* [Task brief]: Gather up every line that includes the string "name".

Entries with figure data
□ □ □
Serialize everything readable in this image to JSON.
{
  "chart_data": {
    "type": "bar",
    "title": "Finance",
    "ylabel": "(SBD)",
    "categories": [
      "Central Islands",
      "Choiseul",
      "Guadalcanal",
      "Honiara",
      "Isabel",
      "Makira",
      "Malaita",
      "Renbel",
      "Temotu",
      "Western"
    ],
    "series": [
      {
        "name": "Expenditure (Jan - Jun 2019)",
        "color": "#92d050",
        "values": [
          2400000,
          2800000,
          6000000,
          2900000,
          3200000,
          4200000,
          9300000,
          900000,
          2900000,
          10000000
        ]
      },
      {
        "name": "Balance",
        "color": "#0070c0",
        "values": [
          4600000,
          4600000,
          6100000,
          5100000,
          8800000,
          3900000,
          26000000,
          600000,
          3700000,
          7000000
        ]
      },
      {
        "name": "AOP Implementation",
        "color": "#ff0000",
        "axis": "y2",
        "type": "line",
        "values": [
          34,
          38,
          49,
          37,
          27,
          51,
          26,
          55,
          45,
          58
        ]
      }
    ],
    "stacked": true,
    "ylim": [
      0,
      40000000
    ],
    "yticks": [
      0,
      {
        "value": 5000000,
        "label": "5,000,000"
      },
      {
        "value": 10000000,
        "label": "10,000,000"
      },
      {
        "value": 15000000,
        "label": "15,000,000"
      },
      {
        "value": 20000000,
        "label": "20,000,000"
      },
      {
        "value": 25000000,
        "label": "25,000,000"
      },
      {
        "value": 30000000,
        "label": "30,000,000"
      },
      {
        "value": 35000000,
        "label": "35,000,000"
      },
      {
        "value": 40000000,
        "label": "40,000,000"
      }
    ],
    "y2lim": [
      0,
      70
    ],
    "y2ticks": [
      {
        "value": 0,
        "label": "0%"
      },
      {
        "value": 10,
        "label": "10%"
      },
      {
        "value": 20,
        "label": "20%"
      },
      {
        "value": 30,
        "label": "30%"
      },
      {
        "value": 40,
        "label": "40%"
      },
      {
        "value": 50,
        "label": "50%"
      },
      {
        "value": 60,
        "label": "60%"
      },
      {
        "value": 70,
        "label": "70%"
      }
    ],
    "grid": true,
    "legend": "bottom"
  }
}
□ □ □
* [Task answer]:
        "name": "Expenditure (Jan - Jun 2019)",
        "name": "Balance",
        "name": "AOP Implementation",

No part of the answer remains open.